To be done: Filter for the word "kind" and keep each matching line.

Records to process:
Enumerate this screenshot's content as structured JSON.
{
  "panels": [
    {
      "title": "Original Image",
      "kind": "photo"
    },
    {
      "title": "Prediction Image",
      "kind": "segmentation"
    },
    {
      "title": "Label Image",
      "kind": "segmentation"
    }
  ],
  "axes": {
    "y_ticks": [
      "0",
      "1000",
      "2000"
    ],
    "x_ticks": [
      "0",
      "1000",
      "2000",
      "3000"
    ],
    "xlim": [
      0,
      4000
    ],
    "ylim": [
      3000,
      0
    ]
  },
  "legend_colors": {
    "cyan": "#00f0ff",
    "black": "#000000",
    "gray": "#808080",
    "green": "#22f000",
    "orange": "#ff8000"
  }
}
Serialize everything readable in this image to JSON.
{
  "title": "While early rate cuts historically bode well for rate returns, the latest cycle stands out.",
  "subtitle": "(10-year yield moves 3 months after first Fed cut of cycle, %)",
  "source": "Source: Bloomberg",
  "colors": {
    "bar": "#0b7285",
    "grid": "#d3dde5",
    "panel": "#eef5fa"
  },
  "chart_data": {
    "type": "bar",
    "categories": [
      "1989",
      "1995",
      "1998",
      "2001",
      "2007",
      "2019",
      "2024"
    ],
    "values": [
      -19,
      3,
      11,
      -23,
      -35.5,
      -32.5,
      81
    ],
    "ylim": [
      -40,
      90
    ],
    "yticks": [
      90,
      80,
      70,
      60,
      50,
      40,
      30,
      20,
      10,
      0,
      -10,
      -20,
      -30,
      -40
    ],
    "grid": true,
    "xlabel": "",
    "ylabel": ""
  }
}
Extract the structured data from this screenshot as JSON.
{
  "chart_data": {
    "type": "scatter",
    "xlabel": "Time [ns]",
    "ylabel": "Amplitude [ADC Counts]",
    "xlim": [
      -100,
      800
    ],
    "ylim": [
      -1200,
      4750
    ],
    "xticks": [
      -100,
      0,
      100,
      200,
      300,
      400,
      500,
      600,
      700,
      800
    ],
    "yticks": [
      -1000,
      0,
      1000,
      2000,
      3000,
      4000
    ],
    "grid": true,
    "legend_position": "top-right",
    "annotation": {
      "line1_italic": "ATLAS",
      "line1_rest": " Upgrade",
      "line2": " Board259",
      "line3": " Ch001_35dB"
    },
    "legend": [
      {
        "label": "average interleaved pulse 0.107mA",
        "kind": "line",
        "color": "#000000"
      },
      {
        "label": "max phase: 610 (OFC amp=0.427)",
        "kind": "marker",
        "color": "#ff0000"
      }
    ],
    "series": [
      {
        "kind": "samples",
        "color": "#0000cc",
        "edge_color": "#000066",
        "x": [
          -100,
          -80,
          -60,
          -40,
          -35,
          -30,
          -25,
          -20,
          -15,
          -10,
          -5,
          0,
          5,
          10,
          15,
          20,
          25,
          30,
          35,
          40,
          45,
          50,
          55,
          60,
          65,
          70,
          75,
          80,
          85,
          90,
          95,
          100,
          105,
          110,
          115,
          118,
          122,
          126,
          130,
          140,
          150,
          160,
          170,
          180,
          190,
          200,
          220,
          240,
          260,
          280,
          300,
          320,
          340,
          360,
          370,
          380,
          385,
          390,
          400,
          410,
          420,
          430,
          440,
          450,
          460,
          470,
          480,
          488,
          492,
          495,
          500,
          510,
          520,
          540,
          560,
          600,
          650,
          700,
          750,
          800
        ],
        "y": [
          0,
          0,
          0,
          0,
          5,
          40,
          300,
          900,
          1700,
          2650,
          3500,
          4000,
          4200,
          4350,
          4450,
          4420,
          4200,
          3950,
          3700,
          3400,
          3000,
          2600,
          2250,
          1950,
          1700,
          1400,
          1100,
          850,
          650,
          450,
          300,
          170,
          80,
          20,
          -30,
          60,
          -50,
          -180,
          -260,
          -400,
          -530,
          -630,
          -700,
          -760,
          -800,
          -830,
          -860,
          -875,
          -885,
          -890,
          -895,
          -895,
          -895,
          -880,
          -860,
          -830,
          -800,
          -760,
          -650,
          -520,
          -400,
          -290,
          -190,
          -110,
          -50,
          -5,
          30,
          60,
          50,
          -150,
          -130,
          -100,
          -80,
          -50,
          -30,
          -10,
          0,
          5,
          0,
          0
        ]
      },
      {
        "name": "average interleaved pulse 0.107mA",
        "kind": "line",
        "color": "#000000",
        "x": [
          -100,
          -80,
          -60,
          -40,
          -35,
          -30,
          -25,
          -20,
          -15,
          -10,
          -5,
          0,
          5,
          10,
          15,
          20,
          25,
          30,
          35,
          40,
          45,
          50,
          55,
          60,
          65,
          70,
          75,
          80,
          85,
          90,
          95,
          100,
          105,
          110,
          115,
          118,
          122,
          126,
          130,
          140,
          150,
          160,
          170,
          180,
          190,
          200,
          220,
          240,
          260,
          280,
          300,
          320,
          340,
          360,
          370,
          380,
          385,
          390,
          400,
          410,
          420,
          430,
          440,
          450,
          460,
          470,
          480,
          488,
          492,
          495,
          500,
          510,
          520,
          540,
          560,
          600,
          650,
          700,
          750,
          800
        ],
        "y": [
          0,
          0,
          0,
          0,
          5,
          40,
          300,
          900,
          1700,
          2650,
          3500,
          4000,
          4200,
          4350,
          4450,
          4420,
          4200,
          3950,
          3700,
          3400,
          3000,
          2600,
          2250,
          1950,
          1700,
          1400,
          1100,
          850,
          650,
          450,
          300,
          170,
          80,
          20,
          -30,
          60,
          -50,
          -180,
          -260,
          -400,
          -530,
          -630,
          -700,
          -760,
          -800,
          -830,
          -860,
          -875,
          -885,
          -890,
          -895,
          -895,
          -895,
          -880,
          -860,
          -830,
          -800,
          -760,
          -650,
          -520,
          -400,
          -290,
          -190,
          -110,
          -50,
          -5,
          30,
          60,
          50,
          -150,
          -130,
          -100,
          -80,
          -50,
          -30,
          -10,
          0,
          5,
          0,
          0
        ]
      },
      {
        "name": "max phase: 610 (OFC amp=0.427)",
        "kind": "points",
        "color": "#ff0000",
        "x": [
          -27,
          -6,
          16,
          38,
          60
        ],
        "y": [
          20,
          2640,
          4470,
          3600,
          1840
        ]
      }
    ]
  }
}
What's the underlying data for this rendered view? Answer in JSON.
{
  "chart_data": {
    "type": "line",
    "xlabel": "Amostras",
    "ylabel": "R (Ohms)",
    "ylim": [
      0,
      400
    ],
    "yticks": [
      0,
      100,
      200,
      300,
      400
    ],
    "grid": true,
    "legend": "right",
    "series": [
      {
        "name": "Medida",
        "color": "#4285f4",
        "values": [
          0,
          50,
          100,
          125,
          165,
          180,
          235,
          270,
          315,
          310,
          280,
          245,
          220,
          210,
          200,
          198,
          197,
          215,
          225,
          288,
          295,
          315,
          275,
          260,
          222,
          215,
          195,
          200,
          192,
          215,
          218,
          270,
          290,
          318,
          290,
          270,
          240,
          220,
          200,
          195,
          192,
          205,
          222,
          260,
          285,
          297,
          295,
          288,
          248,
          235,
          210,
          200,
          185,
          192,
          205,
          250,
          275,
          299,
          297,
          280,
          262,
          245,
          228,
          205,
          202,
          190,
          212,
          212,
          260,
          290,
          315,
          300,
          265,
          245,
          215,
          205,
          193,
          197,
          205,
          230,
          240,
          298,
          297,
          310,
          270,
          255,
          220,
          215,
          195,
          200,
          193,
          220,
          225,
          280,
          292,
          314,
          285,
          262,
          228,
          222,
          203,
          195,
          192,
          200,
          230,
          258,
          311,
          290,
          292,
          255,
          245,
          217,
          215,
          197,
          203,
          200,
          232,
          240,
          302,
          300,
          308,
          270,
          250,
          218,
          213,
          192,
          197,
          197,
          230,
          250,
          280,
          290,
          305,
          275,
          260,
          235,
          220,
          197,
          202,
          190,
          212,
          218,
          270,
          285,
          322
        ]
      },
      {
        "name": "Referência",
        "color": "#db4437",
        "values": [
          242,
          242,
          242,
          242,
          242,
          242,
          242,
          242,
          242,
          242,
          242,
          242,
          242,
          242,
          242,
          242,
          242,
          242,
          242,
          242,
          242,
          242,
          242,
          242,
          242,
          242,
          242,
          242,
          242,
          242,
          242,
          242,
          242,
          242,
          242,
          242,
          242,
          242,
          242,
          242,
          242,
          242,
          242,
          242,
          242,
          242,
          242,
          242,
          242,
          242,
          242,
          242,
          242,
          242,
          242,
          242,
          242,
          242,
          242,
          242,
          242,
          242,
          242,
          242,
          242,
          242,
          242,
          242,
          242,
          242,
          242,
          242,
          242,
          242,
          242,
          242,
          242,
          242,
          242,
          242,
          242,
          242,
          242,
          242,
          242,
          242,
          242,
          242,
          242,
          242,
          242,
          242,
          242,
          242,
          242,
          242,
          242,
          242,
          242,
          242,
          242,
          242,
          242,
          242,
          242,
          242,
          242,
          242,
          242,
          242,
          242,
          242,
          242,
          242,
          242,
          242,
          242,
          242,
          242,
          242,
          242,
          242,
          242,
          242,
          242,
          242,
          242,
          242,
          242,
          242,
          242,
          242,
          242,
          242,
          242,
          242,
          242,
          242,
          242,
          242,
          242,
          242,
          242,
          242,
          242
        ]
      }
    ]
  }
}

Finished answer:
      "kind": "photo"
      "kind": "segmentation"
      "kind": "segmentation"
        "kind": "line",
        "kind": "marker",
        "kind": "samples",
        "kind": "line",
        "kind": "points",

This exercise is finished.